### TASK STATEMENT
Go through the lines below and copy each one that holds the string "toothache".

### RECORD EXCERPTS

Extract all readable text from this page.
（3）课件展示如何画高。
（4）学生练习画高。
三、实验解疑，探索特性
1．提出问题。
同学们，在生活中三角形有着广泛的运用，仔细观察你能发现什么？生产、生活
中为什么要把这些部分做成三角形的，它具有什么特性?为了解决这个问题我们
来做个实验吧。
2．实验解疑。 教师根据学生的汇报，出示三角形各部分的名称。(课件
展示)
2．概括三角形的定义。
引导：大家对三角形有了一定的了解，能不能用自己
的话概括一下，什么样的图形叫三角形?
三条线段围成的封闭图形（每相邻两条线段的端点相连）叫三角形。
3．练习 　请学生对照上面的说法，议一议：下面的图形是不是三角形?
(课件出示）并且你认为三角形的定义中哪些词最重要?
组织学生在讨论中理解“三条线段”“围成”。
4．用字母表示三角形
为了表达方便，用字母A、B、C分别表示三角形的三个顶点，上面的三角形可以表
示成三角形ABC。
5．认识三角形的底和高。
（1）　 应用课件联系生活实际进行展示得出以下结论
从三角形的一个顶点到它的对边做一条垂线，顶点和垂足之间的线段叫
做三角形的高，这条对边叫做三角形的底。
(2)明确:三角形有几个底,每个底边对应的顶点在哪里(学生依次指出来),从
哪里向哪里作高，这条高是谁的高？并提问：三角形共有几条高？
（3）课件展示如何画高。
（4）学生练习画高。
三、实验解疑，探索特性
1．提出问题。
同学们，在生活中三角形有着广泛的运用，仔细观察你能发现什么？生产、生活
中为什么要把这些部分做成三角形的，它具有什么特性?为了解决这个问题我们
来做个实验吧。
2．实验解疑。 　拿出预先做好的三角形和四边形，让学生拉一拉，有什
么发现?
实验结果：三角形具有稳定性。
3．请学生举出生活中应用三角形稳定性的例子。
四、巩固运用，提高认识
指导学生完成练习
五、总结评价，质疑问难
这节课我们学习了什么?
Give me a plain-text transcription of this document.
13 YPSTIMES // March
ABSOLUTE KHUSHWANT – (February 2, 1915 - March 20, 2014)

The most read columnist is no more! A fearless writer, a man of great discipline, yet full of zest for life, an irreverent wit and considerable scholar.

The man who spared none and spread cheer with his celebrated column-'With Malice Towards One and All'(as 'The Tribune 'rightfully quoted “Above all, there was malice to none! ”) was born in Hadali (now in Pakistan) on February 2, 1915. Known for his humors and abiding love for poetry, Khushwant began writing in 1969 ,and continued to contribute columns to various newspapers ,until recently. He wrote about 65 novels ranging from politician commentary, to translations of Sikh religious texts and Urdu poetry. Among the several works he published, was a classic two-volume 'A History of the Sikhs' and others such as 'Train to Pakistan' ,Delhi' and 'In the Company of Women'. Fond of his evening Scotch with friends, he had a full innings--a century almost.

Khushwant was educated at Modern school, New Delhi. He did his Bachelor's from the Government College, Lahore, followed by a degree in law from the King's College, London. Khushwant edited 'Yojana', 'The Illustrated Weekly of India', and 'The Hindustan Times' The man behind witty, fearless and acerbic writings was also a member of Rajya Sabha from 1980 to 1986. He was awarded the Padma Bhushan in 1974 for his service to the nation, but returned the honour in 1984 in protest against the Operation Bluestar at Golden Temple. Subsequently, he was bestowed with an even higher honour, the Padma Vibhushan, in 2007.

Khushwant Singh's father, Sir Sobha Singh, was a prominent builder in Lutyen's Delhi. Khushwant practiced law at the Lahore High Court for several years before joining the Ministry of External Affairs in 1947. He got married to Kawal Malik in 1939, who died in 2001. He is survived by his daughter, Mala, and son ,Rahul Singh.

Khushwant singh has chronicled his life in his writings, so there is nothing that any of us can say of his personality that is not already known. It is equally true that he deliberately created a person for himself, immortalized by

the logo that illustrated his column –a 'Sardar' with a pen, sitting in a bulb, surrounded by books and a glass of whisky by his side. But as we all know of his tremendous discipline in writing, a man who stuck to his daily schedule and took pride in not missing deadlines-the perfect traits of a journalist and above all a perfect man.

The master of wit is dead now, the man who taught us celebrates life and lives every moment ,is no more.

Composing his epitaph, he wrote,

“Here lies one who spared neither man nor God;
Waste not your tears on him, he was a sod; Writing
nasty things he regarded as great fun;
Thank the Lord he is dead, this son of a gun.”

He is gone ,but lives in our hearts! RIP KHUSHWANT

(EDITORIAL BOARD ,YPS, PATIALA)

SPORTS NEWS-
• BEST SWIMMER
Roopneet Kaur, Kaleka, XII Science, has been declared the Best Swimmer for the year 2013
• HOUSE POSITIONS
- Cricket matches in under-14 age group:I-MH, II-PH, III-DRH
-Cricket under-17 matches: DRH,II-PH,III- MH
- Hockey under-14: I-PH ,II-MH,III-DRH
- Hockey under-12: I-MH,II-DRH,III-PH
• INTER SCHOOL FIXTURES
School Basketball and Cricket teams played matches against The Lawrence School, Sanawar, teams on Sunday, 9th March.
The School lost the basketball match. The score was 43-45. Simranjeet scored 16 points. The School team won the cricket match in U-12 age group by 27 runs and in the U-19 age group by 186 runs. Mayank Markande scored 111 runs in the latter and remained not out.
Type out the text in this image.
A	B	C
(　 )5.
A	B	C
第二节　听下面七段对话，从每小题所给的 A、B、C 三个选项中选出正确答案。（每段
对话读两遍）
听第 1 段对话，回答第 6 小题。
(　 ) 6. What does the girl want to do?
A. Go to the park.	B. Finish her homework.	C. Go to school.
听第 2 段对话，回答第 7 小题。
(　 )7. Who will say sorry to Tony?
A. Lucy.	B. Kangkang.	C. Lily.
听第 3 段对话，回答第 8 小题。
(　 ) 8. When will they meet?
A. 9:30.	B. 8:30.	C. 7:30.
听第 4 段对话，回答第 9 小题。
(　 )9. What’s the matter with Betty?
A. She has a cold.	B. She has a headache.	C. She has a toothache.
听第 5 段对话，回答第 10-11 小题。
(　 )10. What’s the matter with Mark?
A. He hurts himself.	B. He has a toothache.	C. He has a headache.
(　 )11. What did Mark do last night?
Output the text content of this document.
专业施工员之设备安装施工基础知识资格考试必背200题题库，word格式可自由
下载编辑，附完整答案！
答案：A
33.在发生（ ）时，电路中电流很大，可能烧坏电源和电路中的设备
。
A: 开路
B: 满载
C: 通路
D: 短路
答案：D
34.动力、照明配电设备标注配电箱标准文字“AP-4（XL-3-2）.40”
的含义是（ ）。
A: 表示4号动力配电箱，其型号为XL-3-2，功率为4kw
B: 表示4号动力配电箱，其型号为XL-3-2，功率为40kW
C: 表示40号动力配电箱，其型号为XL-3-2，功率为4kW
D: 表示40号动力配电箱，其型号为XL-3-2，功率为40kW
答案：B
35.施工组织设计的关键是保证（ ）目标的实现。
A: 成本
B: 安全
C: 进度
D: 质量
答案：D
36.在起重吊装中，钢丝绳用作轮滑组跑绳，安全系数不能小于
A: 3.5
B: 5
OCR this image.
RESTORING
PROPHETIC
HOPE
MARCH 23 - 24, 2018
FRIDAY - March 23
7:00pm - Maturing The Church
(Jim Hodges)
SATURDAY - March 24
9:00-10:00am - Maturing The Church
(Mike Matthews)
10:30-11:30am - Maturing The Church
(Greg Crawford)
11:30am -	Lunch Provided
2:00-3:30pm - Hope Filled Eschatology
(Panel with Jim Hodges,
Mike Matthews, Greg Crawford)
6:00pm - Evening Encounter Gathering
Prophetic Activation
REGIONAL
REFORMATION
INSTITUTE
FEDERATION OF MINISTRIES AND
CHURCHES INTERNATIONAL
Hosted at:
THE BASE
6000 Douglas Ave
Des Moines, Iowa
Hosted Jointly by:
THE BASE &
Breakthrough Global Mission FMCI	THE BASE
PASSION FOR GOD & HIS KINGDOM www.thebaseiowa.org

### FULL SOLUTION
A. She has a cold.	B. She has a headache.	C. She has a toothache.
A. He hurts himself.	B. He has a toothache.	C. He has a headache.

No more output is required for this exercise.